# [What to work on]
Return each line of the records holding the string "with".

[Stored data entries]
╔══

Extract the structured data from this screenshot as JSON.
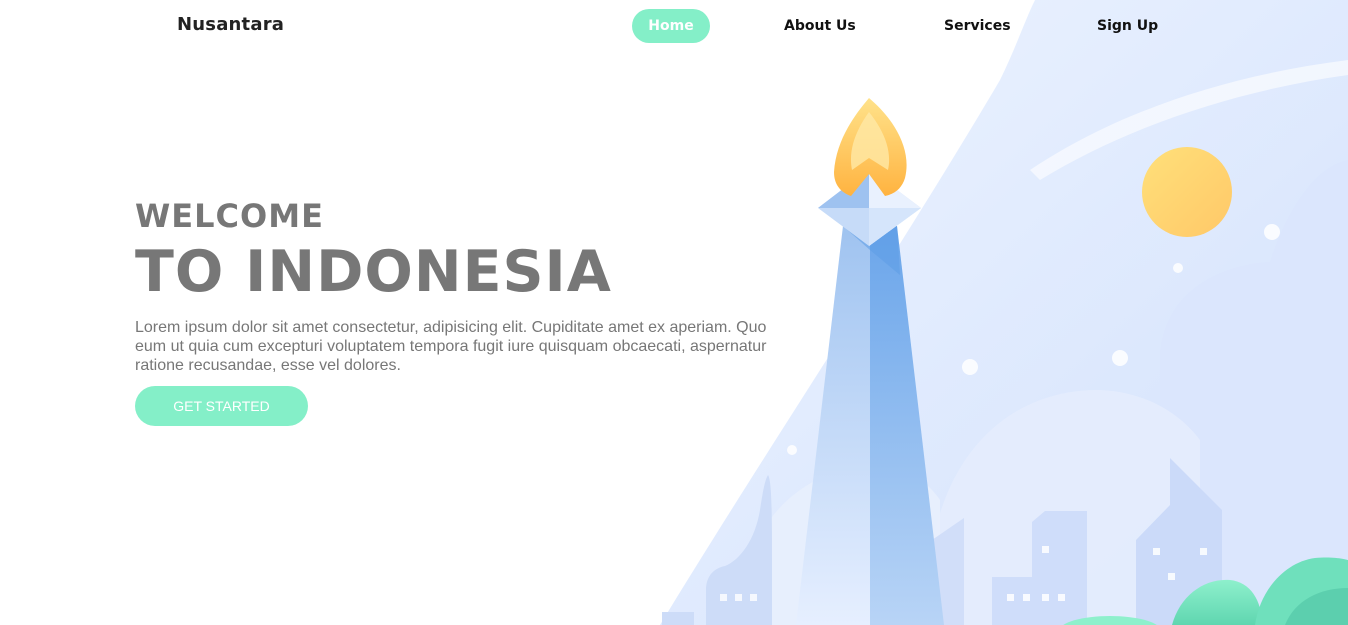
{
  "header": {
    "brand": "Nusantara",
    "nav": [
      {
        "label": "Home",
        "active": true
      },
      {
        "label": "About Us",
        "active": false
      },
      {
        "label": "Services",
        "active": false
      },
      {
        "label": "Sign Up",
        "active": false
      }
    ]
  },
  "hero": {
    "welcome": "WELCOME",
    "headline": "TO INDONESIA",
    "lead": "Lorem ipsum dolor sit amet consectetur, adipisicing elit. Cupiditate amet ex aperiam. Quo eum ut quia cum excepturi voluptatem tempora fugit iure quisquam obcaecati, aspernatur ratione recusandae, esse vel dolores.",
    "cta_label": "GET STARTED"
  },
  "colors": {
    "accent": "#84efc8",
    "text": "#777777",
    "sky": "#dbe7fd",
    "monument": "#8ab8ee",
    "flame": "#ffc24a",
    "sun": "#ffd36a"
  },
  "illustration": {
    "icon_name": "monas-monument-illustration"
  }
}
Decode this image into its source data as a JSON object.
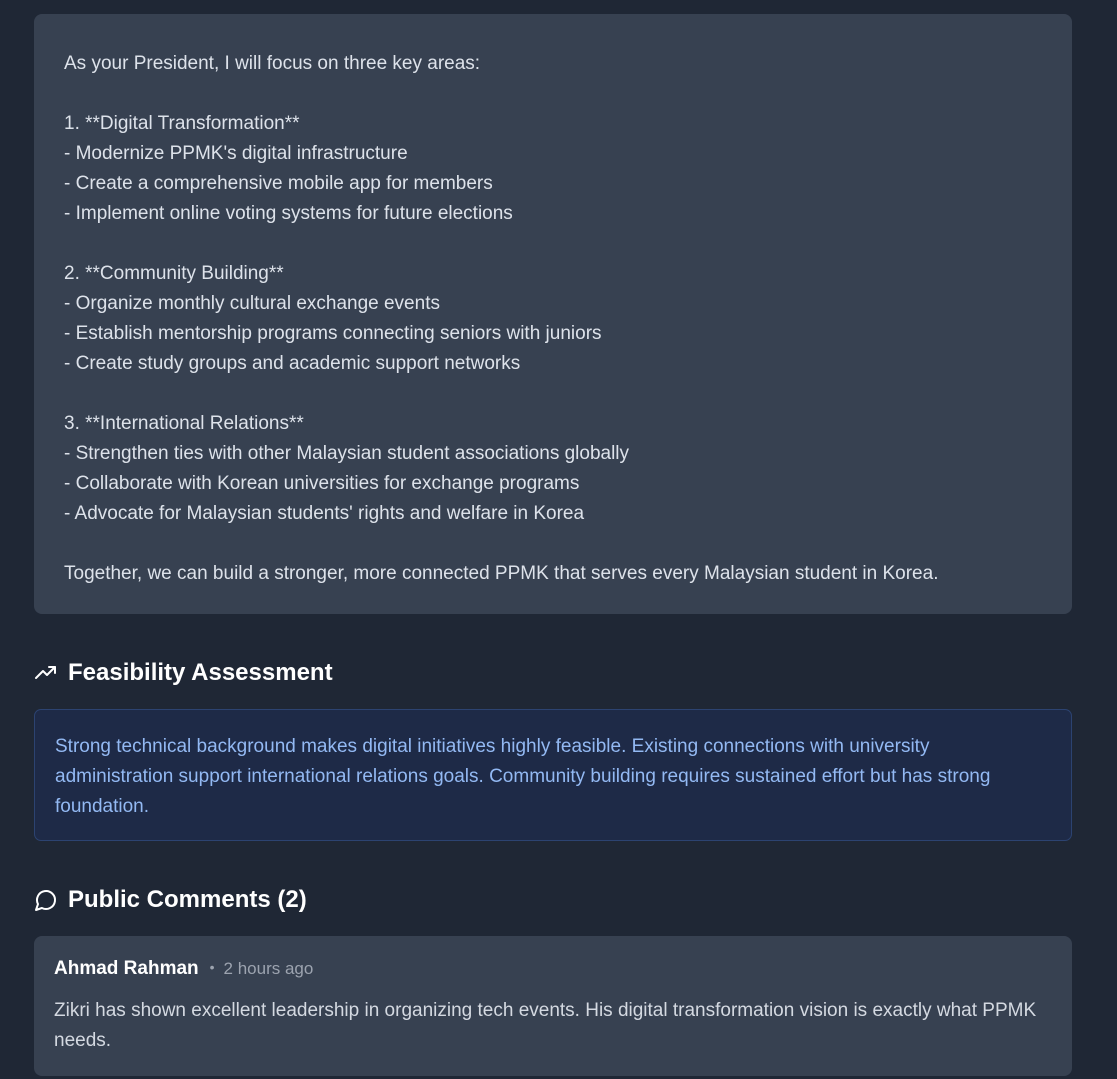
{
  "manifesto": {
    "text": "As your President, I will focus on three key areas:\n\n1. **Digital Transformation**\n- Modernize PPMK's digital infrastructure\n- Create a comprehensive mobile app for members\n- Implement online voting systems for future elections\n\n2. **Community Building**\n- Organize monthly cultural exchange events\n- Establish mentorship programs connecting seniors with juniors\n- Create study groups and academic support networks\n\n3. **International Relations**\n- Strengthen ties with other Malaysian student associations globally\n- Collaborate with Korean universities for exchange programs\n- Advocate for Malaysian students' rights and welfare in Korea\n\nTogether, we can build a stronger, more connected PPMK that serves every Malaysian student in Korea."
  },
  "feasibility": {
    "icon": "trending-up-icon",
    "title": "Feasibility Assessment",
    "text": "Strong technical background makes digital initiatives highly feasible. Existing connections with university administration support international relations goals. Community building requires sustained effort but has strong foundation."
  },
  "comments": {
    "icon": "message-circle-icon",
    "title": "Public Comments (2)",
    "items": [
      {
        "author": "Ahmad Rahman",
        "separator": "•",
        "time": "2 hours ago",
        "text": "Zikri has shown excellent leadership in organizing tech events. His digital transformation vision is exactly what PPMK needs."
      }
    ]
  },
  "colors": {
    "background": "#1f2735",
    "card": "#374151",
    "feasibility_bg": "#1e2a47",
    "feasibility_border": "#2c4371",
    "feasibility_text": "#93b9f3"
  }
}
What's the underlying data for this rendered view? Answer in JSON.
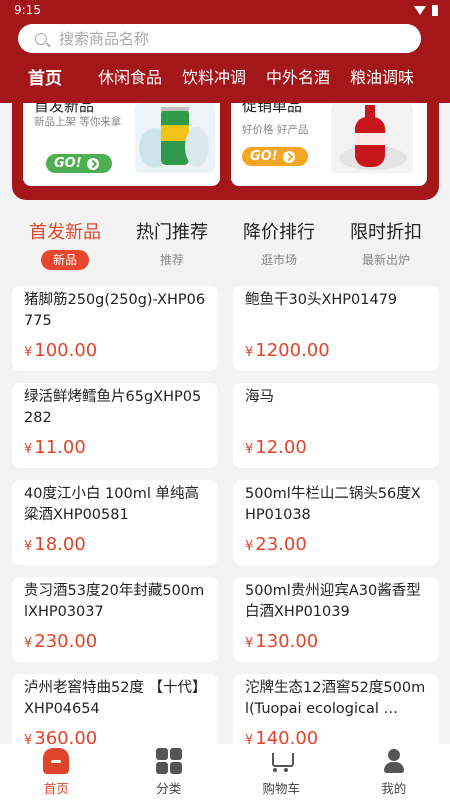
{
  "status": {
    "time": "9:15"
  },
  "search": {
    "placeholder": "搜索商品名称"
  },
  "nav": {
    "tabs": [
      "首页",
      "休闲食品",
      "饮料冲调",
      "中外名酒",
      "粮油调味"
    ]
  },
  "promo": [
    {
      "title": "首发新品",
      "sub": "新品上架 等你来拿",
      "go": "GO!"
    },
    {
      "title": "促销单品",
      "sub": "好价格 好产品",
      "go": "GO!"
    }
  ],
  "categories": [
    {
      "title": "首发新品",
      "sub": "新品"
    },
    {
      "title": "热门推荐",
      "sub": "推荐"
    },
    {
      "title": "降价排行",
      "sub": "逛市场"
    },
    {
      "title": "限时折扣",
      "sub": "最新出炉"
    }
  ],
  "currency": "¥",
  "products": [
    {
      "name": "猪脚筋250g(250g)-XHP06775",
      "price": "100.00"
    },
    {
      "name": "鲍鱼干30头XHP01479",
      "price": "1200.00"
    },
    {
      "name": "绿活鲜烤鳕鱼片65gXHP05282",
      "price": "11.00"
    },
    {
      "name": "海马",
      "price": "12.00"
    },
    {
      "name": "40度江小白  100ml 单纯高粱酒XHP00581",
      "price": "18.00"
    },
    {
      "name": "500ml牛栏山二锅头56度XHP01038",
      "price": "23.00"
    },
    {
      "name": "贵习酒53度20年封藏500mlXHP03037",
      "price": "230.00"
    },
    {
      "name": "500ml贵州迎宾A30酱香型白酒XHP01039",
      "price": "130.00"
    },
    {
      "name": "泸州老窖特曲52度 【十代】XHP04654",
      "price": "360.00"
    },
    {
      "name": "沱牌生态12酒窖52度500ml(Tuopai ecological …",
      "price": "140.00"
    }
  ],
  "tabbar": [
    {
      "label": "首页",
      "icon": "home-icon"
    },
    {
      "label": "分类",
      "icon": "grid-icon"
    },
    {
      "label": "购物车",
      "icon": "cart-icon"
    },
    {
      "label": "我的",
      "icon": "user-icon"
    }
  ],
  "colors": {
    "brand": "#a3161a",
    "accent": "#e0452b",
    "go_green": "#4caf50",
    "go_orange": "#f5a623"
  }
}
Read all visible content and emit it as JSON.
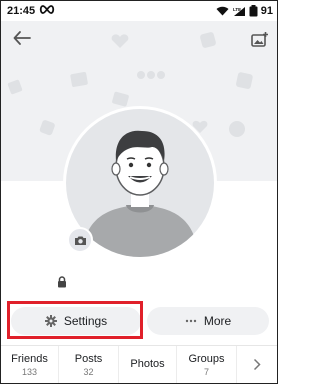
{
  "status_bar": {
    "time": "21:45",
    "battery": "91",
    "icons": [
      "infinity-icon",
      "wifi-icon",
      "lte-signal-icon",
      "battery-icon"
    ]
  },
  "header": {
    "back_icon": "arrow-left-icon",
    "cover_icon": "add-photo-icon"
  },
  "profile": {
    "avatar_icon": "cartoon-person-avatar",
    "camera_icon": "camera-icon",
    "privacy_icon": "lock-icon"
  },
  "actions": {
    "settings": {
      "label": "Settings",
      "icon": "gear-icon"
    },
    "more": {
      "label": "More",
      "icon": "dots-icon"
    }
  },
  "tabs": [
    {
      "label": "Friends",
      "count": "133"
    },
    {
      "label": "Posts",
      "count": "32"
    },
    {
      "label": "Photos",
      "count": ""
    },
    {
      "label": "Groups",
      "count": "7"
    }
  ],
  "colors": {
    "highlight": "#e0202a",
    "cover_bg": "#f0f1f3",
    "button_bg": "#f0f1f3"
  }
}
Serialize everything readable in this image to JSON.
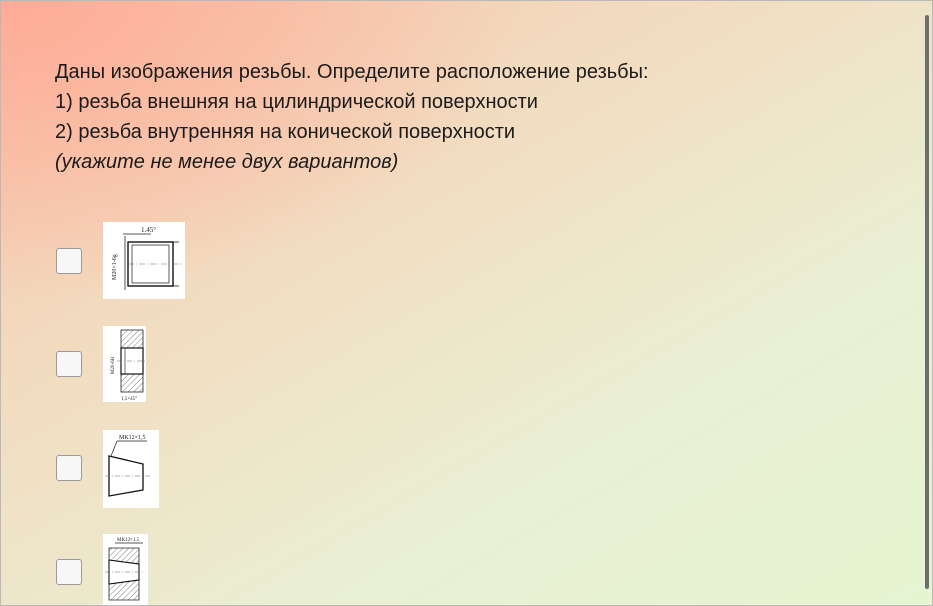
{
  "question": {
    "lines": [
      "Даны изображения резьбы. Определите расположение резьбы:",
      "1) резьба внешняя на цилиндрической поверхности",
      "2) резьба внутренняя на конической поверхности"
    ],
    "note": "(укажите  не менее двух вариантов)"
  },
  "options": [
    {
      "checked": false,
      "image_labels": {
        "top": "1.45°",
        "side": "M20×1-6g"
      }
    },
    {
      "checked": false,
      "image_labels": {
        "side": "M20-6H",
        "bottom": "1,5×45°"
      }
    },
    {
      "checked": false,
      "image_labels": {
        "top": "MK12×1,5"
      }
    },
    {
      "checked": false,
      "image_labels": {
        "top": "MK12×1,5"
      }
    }
  ]
}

╚══

# [Response for this exercise]
    "text": "As your President, I will focus on three key areas:\n\n1. **Digital Transformation**\n- Modernize PPMK's digital infrastructure\n- Create a comprehensive mobile app for members\n- Implement online voting systems for future elections\n\n2. **Community Building**\n- Organize monthly cultural exchange events\n- Establish mentorship programs connecting seniors with juniors\n- Create study groups and academic support networks\n\n3. **International Relations**\n- Strengthen ties with other Malaysian student associations globally\n- Collaborate with Korean universities for exchange programs\n- Advocate for Malaysian students' rights and welfare in Korea\n\nTogether, we can build a stronger, more connected PPMK that serves every Malaysian student in Korea."
    "text": "Strong technical background makes digital initiatives highly feasible. Existing connections with university administration support international relations goals. Community building requires sustained effort but has strong foundation."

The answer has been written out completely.